• **WRITTEN TASK**:
Below, find each line holding "JSON" and state how many there are, using the number alone.
┌────────
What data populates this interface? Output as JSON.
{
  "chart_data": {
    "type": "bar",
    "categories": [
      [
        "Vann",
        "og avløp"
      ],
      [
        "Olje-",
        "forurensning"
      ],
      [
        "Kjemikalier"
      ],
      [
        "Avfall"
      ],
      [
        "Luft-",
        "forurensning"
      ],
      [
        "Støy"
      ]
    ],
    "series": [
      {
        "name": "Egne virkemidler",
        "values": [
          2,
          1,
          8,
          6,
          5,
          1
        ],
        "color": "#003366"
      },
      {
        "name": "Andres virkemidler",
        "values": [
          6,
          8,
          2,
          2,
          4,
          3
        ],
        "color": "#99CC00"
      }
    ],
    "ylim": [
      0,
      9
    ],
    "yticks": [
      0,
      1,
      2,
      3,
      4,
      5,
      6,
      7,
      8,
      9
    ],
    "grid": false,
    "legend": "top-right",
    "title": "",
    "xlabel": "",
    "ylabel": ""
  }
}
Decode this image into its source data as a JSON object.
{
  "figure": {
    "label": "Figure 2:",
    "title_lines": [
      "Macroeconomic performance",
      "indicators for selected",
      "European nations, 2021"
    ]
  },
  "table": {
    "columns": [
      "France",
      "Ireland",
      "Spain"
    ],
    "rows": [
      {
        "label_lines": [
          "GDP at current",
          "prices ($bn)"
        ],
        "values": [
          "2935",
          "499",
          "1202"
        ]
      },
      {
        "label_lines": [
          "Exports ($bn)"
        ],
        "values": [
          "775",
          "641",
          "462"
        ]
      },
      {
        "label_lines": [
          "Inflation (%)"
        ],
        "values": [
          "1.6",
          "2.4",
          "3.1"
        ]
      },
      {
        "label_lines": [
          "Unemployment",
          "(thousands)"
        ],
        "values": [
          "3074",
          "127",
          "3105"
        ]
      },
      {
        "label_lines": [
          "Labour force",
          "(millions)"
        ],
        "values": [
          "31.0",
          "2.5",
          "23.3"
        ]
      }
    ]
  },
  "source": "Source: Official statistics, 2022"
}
└────────
• **FULL SOLUTION**:
2